'''

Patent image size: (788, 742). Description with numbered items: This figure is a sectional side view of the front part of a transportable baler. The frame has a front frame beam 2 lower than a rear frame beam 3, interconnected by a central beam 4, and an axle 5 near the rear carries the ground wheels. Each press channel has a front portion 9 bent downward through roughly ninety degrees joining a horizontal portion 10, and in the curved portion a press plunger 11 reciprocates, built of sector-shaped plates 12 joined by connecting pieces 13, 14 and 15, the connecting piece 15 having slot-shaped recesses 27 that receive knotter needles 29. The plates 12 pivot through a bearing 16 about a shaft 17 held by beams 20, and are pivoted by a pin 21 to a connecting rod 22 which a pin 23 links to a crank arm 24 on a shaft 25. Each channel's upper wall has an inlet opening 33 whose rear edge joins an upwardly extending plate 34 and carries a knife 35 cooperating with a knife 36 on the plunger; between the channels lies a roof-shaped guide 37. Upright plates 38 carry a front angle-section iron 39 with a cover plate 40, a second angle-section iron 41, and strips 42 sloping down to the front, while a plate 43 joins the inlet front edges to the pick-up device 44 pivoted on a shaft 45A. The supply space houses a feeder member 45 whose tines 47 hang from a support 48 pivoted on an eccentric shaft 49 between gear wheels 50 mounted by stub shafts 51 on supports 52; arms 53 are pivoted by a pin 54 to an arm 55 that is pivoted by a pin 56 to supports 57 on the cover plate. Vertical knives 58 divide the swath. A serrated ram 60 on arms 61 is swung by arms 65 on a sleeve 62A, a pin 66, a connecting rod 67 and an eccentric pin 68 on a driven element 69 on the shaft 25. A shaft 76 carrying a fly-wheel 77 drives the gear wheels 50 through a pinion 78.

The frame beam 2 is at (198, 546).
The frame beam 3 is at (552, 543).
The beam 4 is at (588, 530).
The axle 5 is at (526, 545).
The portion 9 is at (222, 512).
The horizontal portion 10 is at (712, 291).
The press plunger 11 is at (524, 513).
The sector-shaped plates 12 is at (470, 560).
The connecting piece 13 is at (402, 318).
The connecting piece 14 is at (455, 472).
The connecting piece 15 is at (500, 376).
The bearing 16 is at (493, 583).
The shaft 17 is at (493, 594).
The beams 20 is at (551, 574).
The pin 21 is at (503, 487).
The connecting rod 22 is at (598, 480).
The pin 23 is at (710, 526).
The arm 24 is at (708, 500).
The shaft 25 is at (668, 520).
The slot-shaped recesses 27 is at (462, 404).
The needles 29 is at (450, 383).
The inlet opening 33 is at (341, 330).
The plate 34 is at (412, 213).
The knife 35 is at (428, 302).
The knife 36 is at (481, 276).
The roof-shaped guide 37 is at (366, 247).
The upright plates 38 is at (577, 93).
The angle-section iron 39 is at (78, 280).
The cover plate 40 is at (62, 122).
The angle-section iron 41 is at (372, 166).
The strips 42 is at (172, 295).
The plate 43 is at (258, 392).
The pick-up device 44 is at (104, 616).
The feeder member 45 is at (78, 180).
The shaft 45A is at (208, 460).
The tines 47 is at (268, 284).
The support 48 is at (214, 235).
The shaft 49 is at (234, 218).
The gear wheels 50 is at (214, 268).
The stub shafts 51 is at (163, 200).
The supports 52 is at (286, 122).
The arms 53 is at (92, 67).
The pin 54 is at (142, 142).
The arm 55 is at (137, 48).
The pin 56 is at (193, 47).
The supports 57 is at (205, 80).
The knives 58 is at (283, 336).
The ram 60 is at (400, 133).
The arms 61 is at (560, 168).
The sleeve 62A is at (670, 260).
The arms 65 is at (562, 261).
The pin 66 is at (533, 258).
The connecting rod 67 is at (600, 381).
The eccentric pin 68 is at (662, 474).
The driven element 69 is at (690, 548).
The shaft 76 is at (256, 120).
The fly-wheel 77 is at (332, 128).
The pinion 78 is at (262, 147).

'''

Extract all of the lines above, word for word and in the same order.

▶ _Exercise answer_:
Patent image size: (788, 742). Description with numbered items: This figure is a sectional side view of the front part of a transportable baler. The frame has a front frame beam 2 lower than a rear frame beam 3, interconnected by a central beam 4, and an axle 5 near the rear carries the ground wheels. Each press channel has a front portion 9 bent downward through roughly ninety degrees joining a horizontal portion 10, and in the curved portion a press plunger 11 reciprocates, built of sector-shaped plates 12 joined by connecting pieces 13, 14 and 15, the connecting piece 15 having slot-shaped recesses 27 that receive knotter needles 29. The plates 12 pivot through a bearing 16 about a shaft 17 held by beams 20, and are pivoted by a pin 21 to a connecting rod 22 which a pin 23 links to a crank arm 24 on a shaft 25. Each channel's upper wall has an inlet opening 33 whose rear edge joins an upwardly extending plate 34 and carries a knife 35 cooperating with a knife 36 on the plunger; between the channels lies a roof-shaped guide 37. Upright plates 38 carry a front angle-section iron 39 with a cover plate 40, a second angle-section iron 41, and strips 42 sloping down to the front, while a plate 43 joins the inlet front edges to the pick-up device 44 pivoted on a shaft 45A. The supply space houses a feeder member 45 whose tines 47 hang from a support 48 pivoted on an eccentric shaft 49 between gear wheels 50 mounted by stub shafts 51 on supports 52; arms 53 are pivoted by a pin 54 to an arm 55 that is pivoted by a pin 56 to supports 57 on the cover plate. Vertical knives 58 divide the swath. A serrated ram 60 on arms 61 is swung by arms 65 on a sleeve 62A, a pin 66, a connecting rod 67 and an eccentric pin 68 on a driven element 69 on the shaft 25. A shaft 76 carrying a fly-wheel 77 drives the gear wheels 50 through a pinion 78.

The frame beam 2 is at (198, 546).
The frame beam 3 is at (552, 543).
The beam 4 is at (588, 530).
The axle 5 is at (526, 545).
The portion 9 is at (222, 512).
The horizontal portion 10 is at (712, 291).
The press plunger 11 is at (524, 513).
The sector-shaped plates 12 is at (470, 560).
The connecting piece 13 is at (402, 318).
The connecting piece 14 is at (455, 472).
The connecting piece 15 is at (500, 376).
The bearing 16 is at (493, 583).
The shaft 17 is at (493, 594).
The beams 20 is at (551, 574).
The pin 21 is at (503, 487).
The connecting rod 22 is at (598, 480).
The pin 23 is at (710, 526).
The arm 24 is at (708, 500).
The shaft 25 is at (668, 520).
The slot-shaped recesses 27 is at (462, 404).
The needles 29 is at (450, 383).
The inlet opening 33 is at (341, 330).
The plate 34 is at (412, 213).
The knife 35 is at (428, 302).
The knife 36 is at (481, 276).
The roof-shaped guide 37 is at (366, 247).
The upright plates 38 is at (577, 93).
The angle-section iron 39 is at (78, 280).
The cover plate 40 is at (62, 122).
The angle-section iron 41 is at (372, 166).
The strips 42 is at (172, 295).
The plate 43 is at (258, 392).
The pick-up device 44 is at (104, 616).
The feeder member 45 is at (78, 180).
The shaft 45A is at (208, 460).
The tines 47 is at (268, 284).
The support 48 is at (214, 235).
The shaft 49 is at (234, 218).
The gear wheels 50 is at (214, 268).
The stub shafts 51 is at (163, 200).
The supports 52 is at (286, 122).
The arms 53 is at (92, 67).
The pin 54 is at (142, 142).
The arm 55 is at (137, 48).
The pin 56 is at (193, 47).
The supports 57 is at (205, 80).
The knives 58 is at (283, 336).
The ram 60 is at (400, 133).
The arms 61 is at (560, 168).
The sleeve 62A is at (670, 260).
The arms 65 is at (562, 261).
The pin 66 is at (533, 258).
The connecting rod 67 is at (600, 381).
The eccentric pin 68 is at (662, 474).
The driven element 69 is at (690, 548).
The shaft 76 is at (256, 120).
The fly-wheel 77 is at (332, 128).
The pinion 78 is at (262, 147).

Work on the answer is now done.